### Task requirements
From the entries below, gather every line containing the string "ГОСТ".

Records from a dataset:
__________

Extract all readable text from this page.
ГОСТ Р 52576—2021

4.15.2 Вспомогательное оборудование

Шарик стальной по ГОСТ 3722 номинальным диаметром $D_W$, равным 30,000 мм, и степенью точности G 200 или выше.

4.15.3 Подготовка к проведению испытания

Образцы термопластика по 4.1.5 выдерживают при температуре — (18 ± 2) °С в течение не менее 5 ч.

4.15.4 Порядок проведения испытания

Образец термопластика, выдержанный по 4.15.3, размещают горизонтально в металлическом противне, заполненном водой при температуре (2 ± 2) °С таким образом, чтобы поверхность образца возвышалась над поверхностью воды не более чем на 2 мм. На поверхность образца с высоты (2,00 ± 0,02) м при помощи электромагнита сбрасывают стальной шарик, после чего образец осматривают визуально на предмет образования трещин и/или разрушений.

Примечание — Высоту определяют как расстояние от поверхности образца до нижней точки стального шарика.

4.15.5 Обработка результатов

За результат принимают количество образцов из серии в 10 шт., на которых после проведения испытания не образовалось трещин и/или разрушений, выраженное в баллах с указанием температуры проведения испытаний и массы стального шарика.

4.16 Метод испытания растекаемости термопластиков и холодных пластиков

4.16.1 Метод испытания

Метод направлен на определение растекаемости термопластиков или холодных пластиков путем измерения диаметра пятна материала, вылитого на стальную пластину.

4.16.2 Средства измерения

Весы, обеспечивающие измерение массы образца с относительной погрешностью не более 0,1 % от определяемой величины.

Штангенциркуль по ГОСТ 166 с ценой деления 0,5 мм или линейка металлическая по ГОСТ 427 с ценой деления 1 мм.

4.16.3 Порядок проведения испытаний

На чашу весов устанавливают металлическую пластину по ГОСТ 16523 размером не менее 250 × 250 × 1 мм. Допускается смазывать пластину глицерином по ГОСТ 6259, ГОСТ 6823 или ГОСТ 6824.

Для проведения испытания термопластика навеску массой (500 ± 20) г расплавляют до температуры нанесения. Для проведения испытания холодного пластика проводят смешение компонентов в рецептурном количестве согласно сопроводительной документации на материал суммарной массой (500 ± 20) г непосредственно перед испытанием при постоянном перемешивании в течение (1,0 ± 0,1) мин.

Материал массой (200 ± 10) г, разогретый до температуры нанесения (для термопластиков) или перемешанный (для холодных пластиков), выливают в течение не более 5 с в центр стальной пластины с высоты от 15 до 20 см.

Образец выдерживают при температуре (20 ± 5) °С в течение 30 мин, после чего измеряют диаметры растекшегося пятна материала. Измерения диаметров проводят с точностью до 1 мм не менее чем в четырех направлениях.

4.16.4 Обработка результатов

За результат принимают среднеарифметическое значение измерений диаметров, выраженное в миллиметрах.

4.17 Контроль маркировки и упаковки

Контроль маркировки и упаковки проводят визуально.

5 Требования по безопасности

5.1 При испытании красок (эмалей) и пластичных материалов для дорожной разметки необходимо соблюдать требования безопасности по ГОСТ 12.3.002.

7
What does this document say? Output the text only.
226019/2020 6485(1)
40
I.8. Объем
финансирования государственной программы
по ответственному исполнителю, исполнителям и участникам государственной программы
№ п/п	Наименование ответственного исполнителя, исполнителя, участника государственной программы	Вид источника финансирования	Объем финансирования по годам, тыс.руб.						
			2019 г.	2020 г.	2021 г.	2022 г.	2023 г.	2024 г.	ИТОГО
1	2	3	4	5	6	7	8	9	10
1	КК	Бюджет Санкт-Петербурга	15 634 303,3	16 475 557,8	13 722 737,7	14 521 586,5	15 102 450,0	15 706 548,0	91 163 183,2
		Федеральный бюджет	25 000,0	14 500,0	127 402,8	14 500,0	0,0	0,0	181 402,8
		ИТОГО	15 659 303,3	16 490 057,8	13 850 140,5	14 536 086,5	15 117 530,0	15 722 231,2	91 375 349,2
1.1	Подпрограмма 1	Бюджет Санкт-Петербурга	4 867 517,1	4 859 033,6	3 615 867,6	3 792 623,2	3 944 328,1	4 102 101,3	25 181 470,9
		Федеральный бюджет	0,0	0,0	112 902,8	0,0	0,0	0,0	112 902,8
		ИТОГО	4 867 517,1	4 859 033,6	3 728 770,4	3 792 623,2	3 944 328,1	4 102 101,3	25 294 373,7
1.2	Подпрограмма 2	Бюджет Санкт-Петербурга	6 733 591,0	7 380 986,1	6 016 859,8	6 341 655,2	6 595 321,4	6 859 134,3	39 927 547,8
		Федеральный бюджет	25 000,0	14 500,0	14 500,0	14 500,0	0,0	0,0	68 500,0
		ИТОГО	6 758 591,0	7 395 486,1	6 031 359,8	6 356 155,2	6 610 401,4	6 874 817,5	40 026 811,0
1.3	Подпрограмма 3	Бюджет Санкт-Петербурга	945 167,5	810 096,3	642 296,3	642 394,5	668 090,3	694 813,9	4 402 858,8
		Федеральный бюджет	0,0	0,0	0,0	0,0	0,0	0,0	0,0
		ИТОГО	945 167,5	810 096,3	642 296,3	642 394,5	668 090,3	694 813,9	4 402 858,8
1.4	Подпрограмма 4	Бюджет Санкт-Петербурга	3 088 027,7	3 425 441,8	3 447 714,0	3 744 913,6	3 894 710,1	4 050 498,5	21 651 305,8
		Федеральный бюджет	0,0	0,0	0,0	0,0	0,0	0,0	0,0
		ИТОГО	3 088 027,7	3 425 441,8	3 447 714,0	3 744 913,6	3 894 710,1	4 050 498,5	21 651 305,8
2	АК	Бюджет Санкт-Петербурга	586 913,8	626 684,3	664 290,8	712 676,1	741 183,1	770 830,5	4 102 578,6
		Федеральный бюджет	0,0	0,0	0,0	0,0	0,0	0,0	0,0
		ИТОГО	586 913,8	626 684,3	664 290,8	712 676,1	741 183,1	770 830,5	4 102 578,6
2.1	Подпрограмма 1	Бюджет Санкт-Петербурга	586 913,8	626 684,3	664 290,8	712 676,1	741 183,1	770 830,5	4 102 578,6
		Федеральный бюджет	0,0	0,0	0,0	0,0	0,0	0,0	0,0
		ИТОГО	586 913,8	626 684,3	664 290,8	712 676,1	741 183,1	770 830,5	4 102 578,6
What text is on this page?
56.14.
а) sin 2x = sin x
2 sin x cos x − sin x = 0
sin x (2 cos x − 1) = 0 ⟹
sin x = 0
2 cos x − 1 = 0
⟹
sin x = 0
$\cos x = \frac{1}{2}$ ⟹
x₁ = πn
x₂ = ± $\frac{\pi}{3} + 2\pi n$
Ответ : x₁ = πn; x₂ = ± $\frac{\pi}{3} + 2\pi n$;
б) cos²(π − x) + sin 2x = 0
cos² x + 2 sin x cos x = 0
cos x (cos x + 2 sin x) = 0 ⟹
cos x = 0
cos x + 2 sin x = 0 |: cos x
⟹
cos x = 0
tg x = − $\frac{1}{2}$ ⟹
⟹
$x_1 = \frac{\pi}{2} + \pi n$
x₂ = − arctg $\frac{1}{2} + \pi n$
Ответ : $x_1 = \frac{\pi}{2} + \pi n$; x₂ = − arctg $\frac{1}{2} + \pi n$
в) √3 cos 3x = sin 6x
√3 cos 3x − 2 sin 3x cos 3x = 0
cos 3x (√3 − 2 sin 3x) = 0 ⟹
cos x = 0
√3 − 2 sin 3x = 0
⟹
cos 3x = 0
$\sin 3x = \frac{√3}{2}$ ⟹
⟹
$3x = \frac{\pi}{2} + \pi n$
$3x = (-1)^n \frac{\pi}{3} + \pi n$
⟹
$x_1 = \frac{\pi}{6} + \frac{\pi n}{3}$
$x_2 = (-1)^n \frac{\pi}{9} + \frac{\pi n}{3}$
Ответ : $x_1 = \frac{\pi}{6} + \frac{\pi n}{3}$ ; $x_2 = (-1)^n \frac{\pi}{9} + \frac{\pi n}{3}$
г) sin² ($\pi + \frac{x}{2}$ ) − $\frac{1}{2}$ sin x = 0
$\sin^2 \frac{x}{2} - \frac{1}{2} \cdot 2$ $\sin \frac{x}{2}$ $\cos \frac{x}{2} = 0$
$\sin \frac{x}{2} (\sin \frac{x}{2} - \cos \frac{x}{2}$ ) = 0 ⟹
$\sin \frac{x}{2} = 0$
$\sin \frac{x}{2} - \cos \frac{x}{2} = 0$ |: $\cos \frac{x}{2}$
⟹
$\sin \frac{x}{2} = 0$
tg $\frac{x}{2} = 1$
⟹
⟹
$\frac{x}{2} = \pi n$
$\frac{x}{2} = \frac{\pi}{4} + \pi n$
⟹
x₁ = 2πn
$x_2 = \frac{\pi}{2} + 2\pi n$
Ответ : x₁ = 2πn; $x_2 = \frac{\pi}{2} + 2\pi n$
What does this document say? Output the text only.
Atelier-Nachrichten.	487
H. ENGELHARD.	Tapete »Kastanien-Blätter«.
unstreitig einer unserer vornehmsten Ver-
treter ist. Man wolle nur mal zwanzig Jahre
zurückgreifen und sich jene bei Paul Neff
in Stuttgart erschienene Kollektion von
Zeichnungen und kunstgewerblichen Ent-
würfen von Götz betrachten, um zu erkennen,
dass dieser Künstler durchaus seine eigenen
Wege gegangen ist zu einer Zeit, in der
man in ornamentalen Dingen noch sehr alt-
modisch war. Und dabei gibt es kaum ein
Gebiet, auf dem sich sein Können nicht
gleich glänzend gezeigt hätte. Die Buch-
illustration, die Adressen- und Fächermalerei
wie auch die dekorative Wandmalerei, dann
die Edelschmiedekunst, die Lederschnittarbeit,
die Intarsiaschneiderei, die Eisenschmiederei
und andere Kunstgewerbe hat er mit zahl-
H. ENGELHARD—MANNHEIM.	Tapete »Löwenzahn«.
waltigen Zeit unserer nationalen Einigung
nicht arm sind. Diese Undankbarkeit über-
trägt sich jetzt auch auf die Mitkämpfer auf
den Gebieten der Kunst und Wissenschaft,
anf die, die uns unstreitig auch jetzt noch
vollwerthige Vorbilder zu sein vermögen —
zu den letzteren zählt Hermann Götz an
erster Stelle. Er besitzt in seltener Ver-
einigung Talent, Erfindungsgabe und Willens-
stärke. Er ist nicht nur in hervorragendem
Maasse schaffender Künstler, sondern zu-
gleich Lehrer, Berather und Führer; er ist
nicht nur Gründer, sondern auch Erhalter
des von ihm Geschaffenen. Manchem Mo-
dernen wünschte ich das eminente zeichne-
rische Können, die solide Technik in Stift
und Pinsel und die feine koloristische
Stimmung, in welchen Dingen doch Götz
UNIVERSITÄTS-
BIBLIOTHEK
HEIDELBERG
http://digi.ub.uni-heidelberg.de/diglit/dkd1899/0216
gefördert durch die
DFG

__________

### Answer in full
ГОСТ Р 52576—2021
Шарик стальной по ГОСТ 3722 номинальным диаметром $D_W$, равным 30,000 мм, и степенью точности G 200 или выше.
Штангенциркуль по ГОСТ 166 с ценой деления 0,5 мм или линейка металлическая по ГОСТ 427 с ценой деления 1 мм.
На чашу весов устанавливают металлическую пластину по ГОСТ 16523 размером не менее 250 × 250 × 1 мм. Допускается смазывать пластину глицерином по ГОСТ 6259, ГОСТ 6823 или ГОСТ 6824.
5.1 При испытании красок (эмалей) и пластичных материалов для дорожной разметки необходимо соблюдать требования безопасности по ГОСТ 12.3.002.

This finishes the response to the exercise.